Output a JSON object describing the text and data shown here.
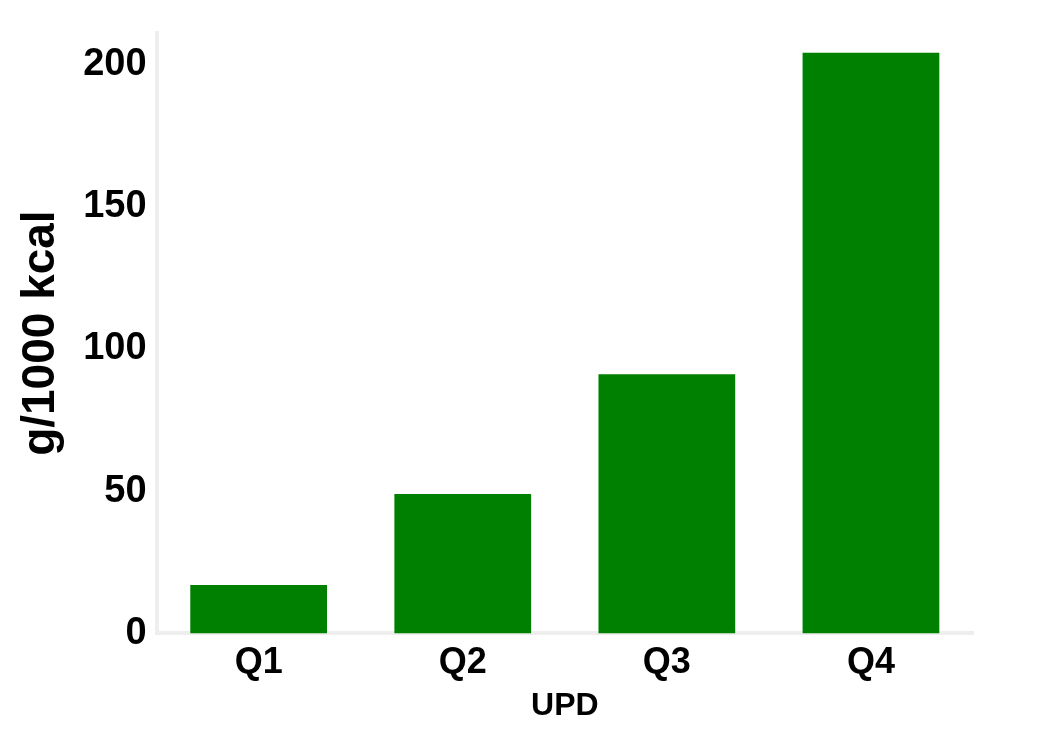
{
  "chart_data": {
    "type": "bar",
    "xlabel": "UPD",
    "ylabel": "g/1000 kcal",
    "categories": [
      "Q1",
      "Q2",
      "Q3",
      "Q4"
    ],
    "values": [
      17,
      49,
      91,
      204
    ],
    "color": "#008000",
    "ylim": [
      0,
      211
    ],
    "yticks": [
      0,
      50,
      100,
      150,
      200
    ],
    "grid": false,
    "legend": false
  }
}
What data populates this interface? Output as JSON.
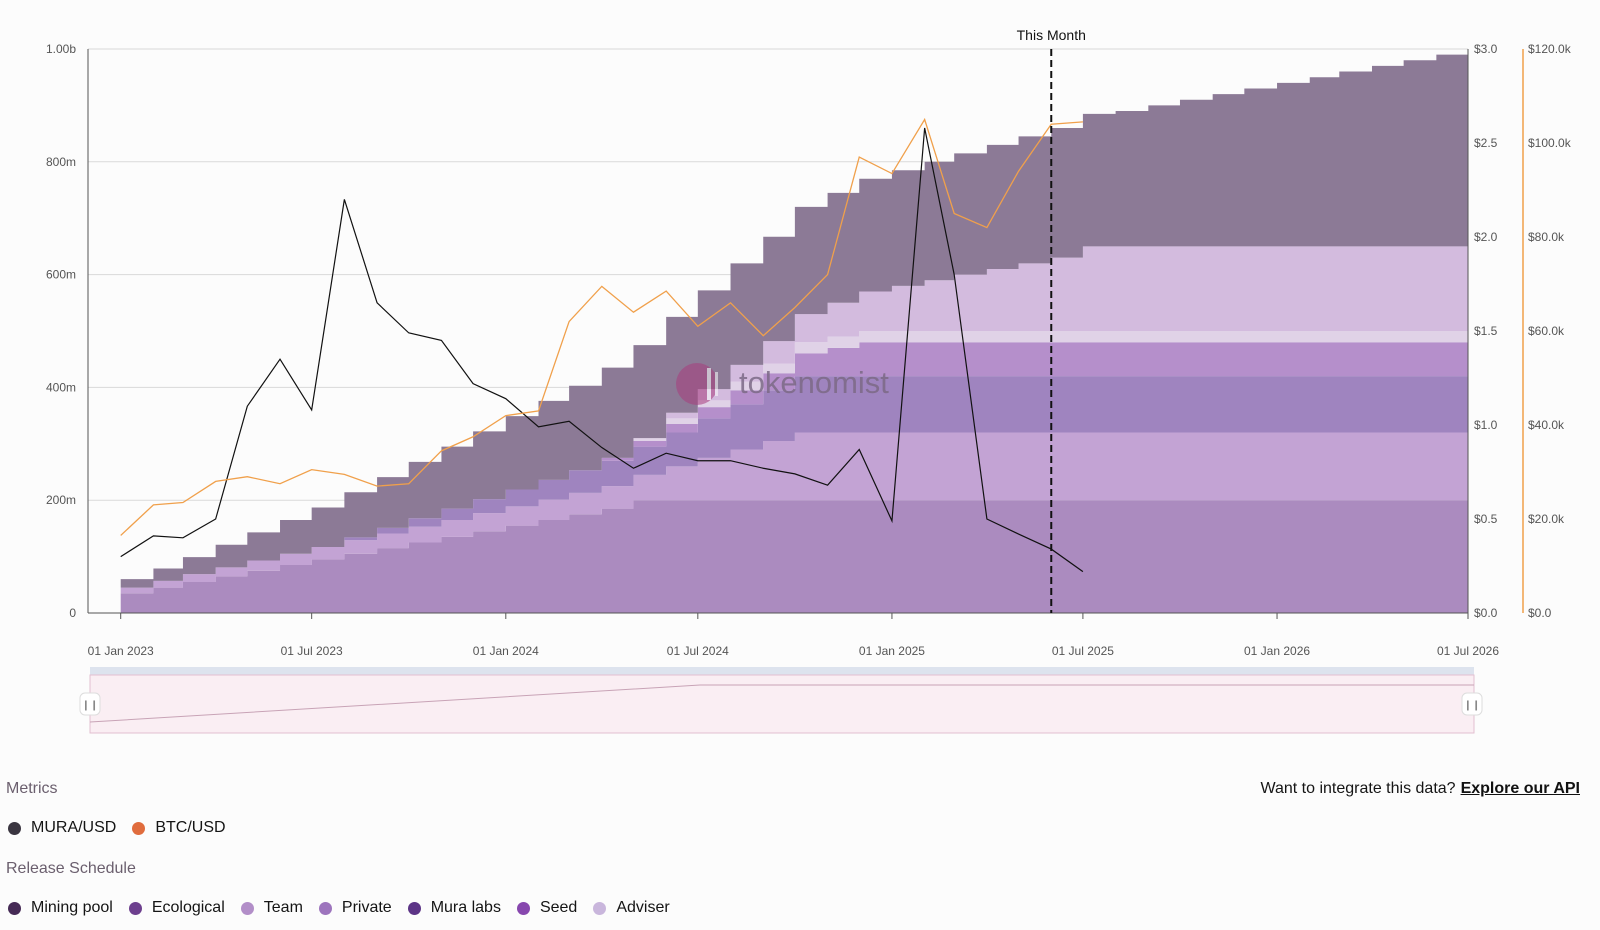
{
  "chart_data": {
    "type": "area",
    "marker_label": "This Month",
    "marker_date": "2025-06-01",
    "watermark": "tokenomist",
    "x_ticks": [
      "01 Jan 2023",
      "01 Jul 2023",
      "01 Jan 2024",
      "01 Jul 2024",
      "01 Jan 2025",
      "01 Jul 2025",
      "01 Jan 2026",
      "01 Jul 2026"
    ],
    "y_left": {
      "ticks": [
        "0",
        "200m",
        "400m",
        "600m",
        "800m",
        "1.00b"
      ],
      "ylim": [
        0,
        1000000000
      ]
    },
    "y_right_price": {
      "ticks": [
        "$0.0",
        "$0.5",
        "$1.0",
        "$1.5",
        "$2.0",
        "$2.5",
        "$3.0"
      ],
      "ylim": [
        0,
        3
      ]
    },
    "y_right_btc": {
      "ticks": [
        "$0.0",
        "$20.0k",
        "$40.0k",
        "$60.0k",
        "$80.0k",
        "$100.0k",
        "$120.0k"
      ],
      "ylim": [
        0,
        120000
      ]
    },
    "release_series": [
      {
        "name": "Adviser",
        "color": "#ab8bbf",
        "values": [
          35,
          45,
          55,
          65,
          75,
          85,
          95,
          105,
          115,
          125,
          135,
          145,
          155,
          165,
          175,
          185,
          200,
          200,
          200,
          200,
          200,
          200,
          200,
          200,
          200,
          200,
          200,
          200,
          200,
          200,
          200,
          200,
          200,
          200,
          200,
          200,
          200,
          200,
          200,
          200,
          200,
          200,
          200
        ]
      },
      {
        "name": "Team",
        "color": "#c3a3d4",
        "values": [
          10,
          12,
          14,
          16,
          18,
          20,
          22,
          24,
          26,
          28,
          30,
          32,
          34,
          36,
          38,
          40,
          45,
          60,
          75,
          90,
          105,
          120,
          120,
          120,
          120,
          120,
          120,
          120,
          120,
          120,
          120,
          120,
          120,
          120,
          120,
          120,
          120,
          120,
          120,
          120,
          120,
          120,
          120
        ]
      },
      {
        "name": "Seed",
        "color": "#9f84bf",
        "values": [
          0,
          0,
          0,
          0,
          0,
          0,
          0,
          5,
          10,
          15,
          20,
          25,
          30,
          35,
          40,
          45,
          50,
          60,
          70,
          80,
          90,
          100,
          100,
          100,
          100,
          100,
          100,
          100,
          100,
          100,
          100,
          100,
          100,
          100,
          100,
          100,
          100,
          100,
          100,
          100,
          100,
          100,
          100
        ]
      },
      {
        "name": "Private",
        "color": "#b58fcb",
        "values": [
          0,
          0,
          0,
          0,
          0,
          0,
          0,
          0,
          0,
          0,
          0,
          0,
          0,
          0,
          0,
          5,
          10,
          15,
          20,
          25,
          30,
          40,
          50,
          60,
          60,
          60,
          60,
          60,
          60,
          60,
          60,
          60,
          60,
          60,
          60,
          60,
          60,
          60,
          60,
          60,
          60,
          60,
          60
        ]
      },
      {
        "name": "Mura labs",
        "color": "#e0d2e7",
        "values": [
          0,
          0,
          0,
          0,
          0,
          0,
          0,
          0,
          0,
          0,
          0,
          0,
          0,
          0,
          0,
          0,
          5,
          10,
          12,
          15,
          17,
          20,
          20,
          20,
          20,
          20,
          20,
          20,
          20,
          20,
          20,
          20,
          20,
          20,
          20,
          20,
          20,
          20,
          20,
          20,
          20,
          20,
          20
        ]
      },
      {
        "name": "Team",
        "color": "#d3bbde",
        "values": [
          0,
          0,
          0,
          0,
          0,
          0,
          0,
          0,
          0,
          0,
          0,
          0,
          0,
          0,
          0,
          0,
          0,
          10,
          20,
          30,
          40,
          50,
          60,
          70,
          80,
          90,
          100,
          110,
          120,
          130,
          150,
          150,
          150,
          150,
          150,
          150,
          150,
          150,
          150,
          150,
          150,
          150,
          150
        ]
      },
      {
        "name": "Mining pool",
        "color": "#8c7a96",
        "values": [
          15,
          22,
          30,
          40,
          50,
          60,
          70,
          80,
          90,
          100,
          110,
          120,
          130,
          140,
          150,
          160,
          165,
          170,
          175,
          180,
          185,
          190,
          195,
          200,
          205,
          210,
          215,
          220,
          225,
          230,
          235,
          240,
          250,
          260,
          270,
          280,
          290,
          300,
          310,
          320,
          330,
          340,
          350
        ]
      }
    ],
    "mura_usd": {
      "name": "MURA/USD",
      "points": [
        [
          "2023-01-01",
          0.3
        ],
        [
          "2023-02-01",
          0.41
        ],
        [
          "2023-03-01",
          0.4
        ],
        [
          "2023-04-01",
          0.5
        ],
        [
          "2023-05-01",
          1.1
        ],
        [
          "2023-06-01",
          1.35
        ],
        [
          "2023-07-01",
          1.08
        ],
        [
          "2023-08-01",
          2.2
        ],
        [
          "2023-09-01",
          1.65
        ],
        [
          "2023-10-01",
          1.49
        ],
        [
          "2023-11-01",
          1.45
        ],
        [
          "2023-12-01",
          1.22
        ],
        [
          "2024-01-01",
          1.14
        ],
        [
          "2024-02-01",
          0.99
        ],
        [
          "2024-03-01",
          1.02
        ],
        [
          "2024-04-01",
          0.88
        ],
        [
          "2024-05-01",
          0.77
        ],
        [
          "2024-06-01",
          0.85
        ],
        [
          "2024-07-01",
          0.81
        ],
        [
          "2024-08-01",
          0.81
        ],
        [
          "2024-09-01",
          0.77
        ],
        [
          "2024-10-01",
          0.74
        ],
        [
          "2024-11-01",
          0.68
        ],
        [
          "2024-12-01",
          0.87
        ],
        [
          "2025-01-01",
          0.49
        ],
        [
          "2025-02-01",
          2.58
        ],
        [
          "2025-03-01",
          1.8
        ],
        [
          "2025-04-01",
          0.5
        ],
        [
          "2025-05-01",
          0.42
        ],
        [
          "2025-06-01",
          0.34
        ],
        [
          "2025-07-01",
          0.22
        ]
      ]
    },
    "btc_usd": {
      "name": "BTC/USD",
      "points": [
        [
          "2023-01-01",
          16500
        ],
        [
          "2023-02-01",
          23000
        ],
        [
          "2023-03-01",
          23500
        ],
        [
          "2023-04-01",
          28000
        ],
        [
          "2023-05-01",
          29000
        ],
        [
          "2023-06-01",
          27500
        ],
        [
          "2023-07-01",
          30500
        ],
        [
          "2023-08-01",
          29500
        ],
        [
          "2023-09-01",
          27000
        ],
        [
          "2023-10-01",
          27500
        ],
        [
          "2023-11-01",
          34500
        ],
        [
          "2023-12-01",
          37500
        ],
        [
          "2024-01-01",
          42000
        ],
        [
          "2024-02-01",
          43000
        ],
        [
          "2024-03-01",
          62000
        ],
        [
          "2024-04-01",
          69500
        ],
        [
          "2024-05-01",
          64000
        ],
        [
          "2024-06-01",
          68500
        ],
        [
          "2024-07-01",
          61000
        ],
        [
          "2024-08-01",
          66000
        ],
        [
          "2024-09-01",
          59000
        ],
        [
          "2024-10-01",
          65000
        ],
        [
          "2024-11-01",
          72000
        ],
        [
          "2024-12-01",
          97000
        ],
        [
          "2025-01-01",
          93500
        ],
        [
          "2025-02-01",
          105000
        ],
        [
          "2025-03-01",
          85000
        ],
        [
          "2025-04-01",
          82000
        ],
        [
          "2025-05-01",
          94000
        ],
        [
          "2025-06-01",
          104000
        ],
        [
          "2025-07-01",
          104500
        ]
      ]
    },
    "x_range": [
      "2022-12-01",
      "2026-07-01"
    ],
    "legend_placement": "bottom",
    "grid": true
  },
  "metrics": {
    "title": "Metrics",
    "items": [
      {
        "label": "MURA/USD",
        "color": "#3a3540"
      },
      {
        "label": "BTC/USD",
        "color": "#e06c3d"
      }
    ]
  },
  "release": {
    "title": "Release Schedule",
    "items": [
      {
        "label": "Mining pool",
        "color": "#452a55"
      },
      {
        "label": "Ecological",
        "color": "#6d3f8e"
      },
      {
        "label": "Team",
        "color": "#b28ec8"
      },
      {
        "label": "Private",
        "color": "#9d74bd"
      },
      {
        "label": "Mura labs",
        "color": "#5c3486"
      },
      {
        "label": "Seed",
        "color": "#8747ae"
      },
      {
        "label": "Adviser",
        "color": "#c9b6dc"
      }
    ]
  },
  "api": {
    "prompt": "Want to integrate this data?",
    "link": "Explore our API"
  }
}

◆ Do this ◆
State the number of lines in these entries that include the string "Output". Provide nothing beyond that number.

◆ Written answer ◆
2